● Exercise details
In the entries below, find the lines that contain the word "such" and copy them.

● Data supplied
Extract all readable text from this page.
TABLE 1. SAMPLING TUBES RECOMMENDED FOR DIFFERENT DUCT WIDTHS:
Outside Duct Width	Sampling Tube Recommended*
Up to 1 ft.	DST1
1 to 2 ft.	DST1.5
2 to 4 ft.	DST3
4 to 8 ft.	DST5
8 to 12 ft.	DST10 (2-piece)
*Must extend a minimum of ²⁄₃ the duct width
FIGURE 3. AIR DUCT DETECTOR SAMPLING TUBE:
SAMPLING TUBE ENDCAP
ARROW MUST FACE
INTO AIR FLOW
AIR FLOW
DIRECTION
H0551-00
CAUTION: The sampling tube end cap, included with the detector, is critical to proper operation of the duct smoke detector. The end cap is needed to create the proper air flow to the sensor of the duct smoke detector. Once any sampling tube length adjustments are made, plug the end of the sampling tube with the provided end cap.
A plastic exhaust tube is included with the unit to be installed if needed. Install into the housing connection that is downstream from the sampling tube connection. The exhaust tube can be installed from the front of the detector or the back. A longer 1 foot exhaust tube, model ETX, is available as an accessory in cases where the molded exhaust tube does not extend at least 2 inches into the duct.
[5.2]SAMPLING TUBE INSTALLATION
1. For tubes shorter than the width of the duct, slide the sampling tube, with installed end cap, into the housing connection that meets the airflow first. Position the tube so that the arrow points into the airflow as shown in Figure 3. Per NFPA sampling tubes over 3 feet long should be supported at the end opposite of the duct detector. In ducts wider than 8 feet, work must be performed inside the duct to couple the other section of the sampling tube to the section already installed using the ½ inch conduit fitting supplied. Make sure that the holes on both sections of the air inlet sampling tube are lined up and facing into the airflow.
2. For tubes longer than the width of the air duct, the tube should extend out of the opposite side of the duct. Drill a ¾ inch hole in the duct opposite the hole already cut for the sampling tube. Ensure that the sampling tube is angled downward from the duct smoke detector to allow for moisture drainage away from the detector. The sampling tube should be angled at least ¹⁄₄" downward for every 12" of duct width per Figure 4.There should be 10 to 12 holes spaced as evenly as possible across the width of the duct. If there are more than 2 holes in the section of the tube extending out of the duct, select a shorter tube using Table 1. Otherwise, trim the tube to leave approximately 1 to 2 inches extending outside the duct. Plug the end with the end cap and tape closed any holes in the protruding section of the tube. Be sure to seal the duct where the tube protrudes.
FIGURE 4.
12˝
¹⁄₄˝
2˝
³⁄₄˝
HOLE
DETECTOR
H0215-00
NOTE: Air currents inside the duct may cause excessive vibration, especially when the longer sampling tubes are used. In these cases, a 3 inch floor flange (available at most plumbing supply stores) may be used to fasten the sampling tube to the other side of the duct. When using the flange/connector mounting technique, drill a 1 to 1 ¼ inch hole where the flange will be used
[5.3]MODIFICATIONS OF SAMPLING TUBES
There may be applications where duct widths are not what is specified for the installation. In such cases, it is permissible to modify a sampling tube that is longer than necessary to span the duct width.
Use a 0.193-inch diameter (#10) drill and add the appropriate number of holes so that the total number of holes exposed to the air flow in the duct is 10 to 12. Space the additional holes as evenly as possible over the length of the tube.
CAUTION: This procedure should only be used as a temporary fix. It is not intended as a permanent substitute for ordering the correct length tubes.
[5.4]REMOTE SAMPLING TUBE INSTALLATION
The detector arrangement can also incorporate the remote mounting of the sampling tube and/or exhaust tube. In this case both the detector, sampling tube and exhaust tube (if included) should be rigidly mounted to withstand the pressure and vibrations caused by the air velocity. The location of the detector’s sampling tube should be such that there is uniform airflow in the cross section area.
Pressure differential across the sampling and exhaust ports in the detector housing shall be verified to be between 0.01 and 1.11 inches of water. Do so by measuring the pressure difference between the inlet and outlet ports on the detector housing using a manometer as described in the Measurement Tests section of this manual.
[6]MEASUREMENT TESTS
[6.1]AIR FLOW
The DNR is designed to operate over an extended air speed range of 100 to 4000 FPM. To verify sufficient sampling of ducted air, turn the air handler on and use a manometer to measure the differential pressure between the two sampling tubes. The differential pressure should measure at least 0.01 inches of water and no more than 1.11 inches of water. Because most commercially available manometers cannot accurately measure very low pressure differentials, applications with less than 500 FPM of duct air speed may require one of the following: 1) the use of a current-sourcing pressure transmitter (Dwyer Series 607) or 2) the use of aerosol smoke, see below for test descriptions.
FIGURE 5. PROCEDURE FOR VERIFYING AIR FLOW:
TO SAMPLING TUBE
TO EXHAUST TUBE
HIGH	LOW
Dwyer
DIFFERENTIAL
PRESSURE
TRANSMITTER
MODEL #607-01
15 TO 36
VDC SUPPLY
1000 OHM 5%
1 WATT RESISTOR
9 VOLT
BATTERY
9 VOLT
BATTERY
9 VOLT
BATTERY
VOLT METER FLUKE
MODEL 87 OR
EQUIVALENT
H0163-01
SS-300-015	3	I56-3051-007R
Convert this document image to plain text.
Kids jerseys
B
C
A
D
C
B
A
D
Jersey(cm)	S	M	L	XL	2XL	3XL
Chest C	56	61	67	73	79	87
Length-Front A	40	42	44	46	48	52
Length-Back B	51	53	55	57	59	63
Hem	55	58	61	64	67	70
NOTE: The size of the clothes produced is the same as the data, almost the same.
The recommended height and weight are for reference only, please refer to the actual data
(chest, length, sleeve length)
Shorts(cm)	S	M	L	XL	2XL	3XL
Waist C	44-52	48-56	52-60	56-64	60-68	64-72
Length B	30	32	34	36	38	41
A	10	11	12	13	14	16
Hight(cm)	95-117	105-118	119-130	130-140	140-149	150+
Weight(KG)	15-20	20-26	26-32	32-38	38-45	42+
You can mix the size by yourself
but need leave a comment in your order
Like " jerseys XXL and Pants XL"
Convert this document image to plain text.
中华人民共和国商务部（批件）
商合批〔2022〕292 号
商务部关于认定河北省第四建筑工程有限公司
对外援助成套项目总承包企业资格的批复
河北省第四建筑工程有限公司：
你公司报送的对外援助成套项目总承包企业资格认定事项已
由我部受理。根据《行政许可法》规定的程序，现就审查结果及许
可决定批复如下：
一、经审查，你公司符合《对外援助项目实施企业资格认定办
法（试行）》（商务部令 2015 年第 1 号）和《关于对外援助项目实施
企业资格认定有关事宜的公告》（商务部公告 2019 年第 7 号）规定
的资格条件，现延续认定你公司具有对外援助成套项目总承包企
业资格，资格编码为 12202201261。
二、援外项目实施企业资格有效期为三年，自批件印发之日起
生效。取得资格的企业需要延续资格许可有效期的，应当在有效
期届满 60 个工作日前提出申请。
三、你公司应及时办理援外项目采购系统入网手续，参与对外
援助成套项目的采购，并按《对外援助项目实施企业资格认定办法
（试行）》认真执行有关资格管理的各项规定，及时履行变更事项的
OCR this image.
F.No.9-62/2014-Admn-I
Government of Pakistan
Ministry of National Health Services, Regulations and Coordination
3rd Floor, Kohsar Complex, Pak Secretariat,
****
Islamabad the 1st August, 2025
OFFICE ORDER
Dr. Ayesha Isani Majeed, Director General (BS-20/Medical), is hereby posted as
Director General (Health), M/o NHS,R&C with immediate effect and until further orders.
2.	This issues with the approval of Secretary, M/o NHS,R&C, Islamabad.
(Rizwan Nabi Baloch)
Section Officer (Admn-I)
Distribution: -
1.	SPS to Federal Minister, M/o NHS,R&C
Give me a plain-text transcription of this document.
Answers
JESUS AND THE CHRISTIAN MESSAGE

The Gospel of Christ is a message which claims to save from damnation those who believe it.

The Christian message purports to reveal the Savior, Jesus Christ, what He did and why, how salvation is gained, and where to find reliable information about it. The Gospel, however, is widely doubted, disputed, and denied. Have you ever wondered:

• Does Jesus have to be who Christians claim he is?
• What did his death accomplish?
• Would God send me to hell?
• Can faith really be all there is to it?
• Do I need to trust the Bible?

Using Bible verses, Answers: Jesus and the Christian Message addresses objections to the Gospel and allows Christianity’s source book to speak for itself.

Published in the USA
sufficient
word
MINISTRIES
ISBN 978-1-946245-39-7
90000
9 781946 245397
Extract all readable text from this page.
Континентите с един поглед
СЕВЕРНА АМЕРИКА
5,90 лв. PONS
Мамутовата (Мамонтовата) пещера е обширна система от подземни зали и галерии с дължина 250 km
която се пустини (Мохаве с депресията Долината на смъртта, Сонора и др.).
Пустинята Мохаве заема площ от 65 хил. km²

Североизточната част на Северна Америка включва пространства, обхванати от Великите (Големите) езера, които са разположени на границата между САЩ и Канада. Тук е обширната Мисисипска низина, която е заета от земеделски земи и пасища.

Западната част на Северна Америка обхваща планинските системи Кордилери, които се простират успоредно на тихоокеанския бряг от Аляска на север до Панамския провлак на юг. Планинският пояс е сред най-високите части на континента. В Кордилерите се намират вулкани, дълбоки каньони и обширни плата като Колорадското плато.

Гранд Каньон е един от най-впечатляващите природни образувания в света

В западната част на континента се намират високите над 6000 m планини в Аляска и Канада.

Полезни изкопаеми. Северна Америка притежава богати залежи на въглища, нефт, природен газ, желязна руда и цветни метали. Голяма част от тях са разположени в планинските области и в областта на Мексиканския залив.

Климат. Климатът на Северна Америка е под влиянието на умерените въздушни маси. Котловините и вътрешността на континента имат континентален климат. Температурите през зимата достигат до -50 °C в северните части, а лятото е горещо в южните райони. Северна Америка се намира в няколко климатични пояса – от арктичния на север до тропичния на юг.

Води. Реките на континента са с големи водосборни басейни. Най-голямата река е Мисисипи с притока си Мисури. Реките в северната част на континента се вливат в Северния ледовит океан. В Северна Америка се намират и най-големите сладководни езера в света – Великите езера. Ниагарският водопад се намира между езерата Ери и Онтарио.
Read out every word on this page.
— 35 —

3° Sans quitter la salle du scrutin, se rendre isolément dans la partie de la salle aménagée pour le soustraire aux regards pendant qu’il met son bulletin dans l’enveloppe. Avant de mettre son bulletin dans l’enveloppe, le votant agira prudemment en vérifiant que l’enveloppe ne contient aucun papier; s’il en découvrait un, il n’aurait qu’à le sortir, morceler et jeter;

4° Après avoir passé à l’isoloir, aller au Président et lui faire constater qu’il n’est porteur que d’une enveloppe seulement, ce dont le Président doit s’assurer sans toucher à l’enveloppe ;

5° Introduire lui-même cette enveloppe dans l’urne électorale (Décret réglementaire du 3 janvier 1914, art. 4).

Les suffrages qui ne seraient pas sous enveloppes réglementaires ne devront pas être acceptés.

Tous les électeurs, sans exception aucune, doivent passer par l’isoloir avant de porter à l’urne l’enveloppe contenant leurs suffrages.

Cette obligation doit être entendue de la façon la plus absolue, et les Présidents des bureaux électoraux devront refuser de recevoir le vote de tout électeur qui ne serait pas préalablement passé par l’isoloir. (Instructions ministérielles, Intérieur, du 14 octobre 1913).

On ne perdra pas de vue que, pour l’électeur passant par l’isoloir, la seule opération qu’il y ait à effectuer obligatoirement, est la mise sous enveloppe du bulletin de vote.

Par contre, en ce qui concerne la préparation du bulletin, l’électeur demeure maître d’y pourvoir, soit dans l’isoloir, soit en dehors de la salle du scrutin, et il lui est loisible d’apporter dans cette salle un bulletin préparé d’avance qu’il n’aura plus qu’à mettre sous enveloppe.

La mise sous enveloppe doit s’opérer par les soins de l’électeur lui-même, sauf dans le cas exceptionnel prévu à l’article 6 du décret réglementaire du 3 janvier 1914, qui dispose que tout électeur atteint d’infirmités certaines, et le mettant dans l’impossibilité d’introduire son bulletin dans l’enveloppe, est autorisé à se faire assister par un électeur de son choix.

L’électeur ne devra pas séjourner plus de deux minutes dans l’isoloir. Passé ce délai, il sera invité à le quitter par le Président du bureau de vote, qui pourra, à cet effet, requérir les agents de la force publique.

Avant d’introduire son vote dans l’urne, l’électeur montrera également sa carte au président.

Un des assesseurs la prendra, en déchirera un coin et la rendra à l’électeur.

● Exercise solution
There may be applications where duct widths are not what is specified for the installation. In such cases, it is permissible to modify a sampling tube that is longer than necessary to span the duct width.
The detector arrangement can also incorporate the remote mounting of the sampling tube and/or exhaust tube. In this case both the detector, sampling tube and exhaust tube (if included) should be rigidly mounted to withstand the pressure and vibrations caused by the air velocity. The location of the detector’s sampling tube should be such that there is uniform airflow in the cross section area.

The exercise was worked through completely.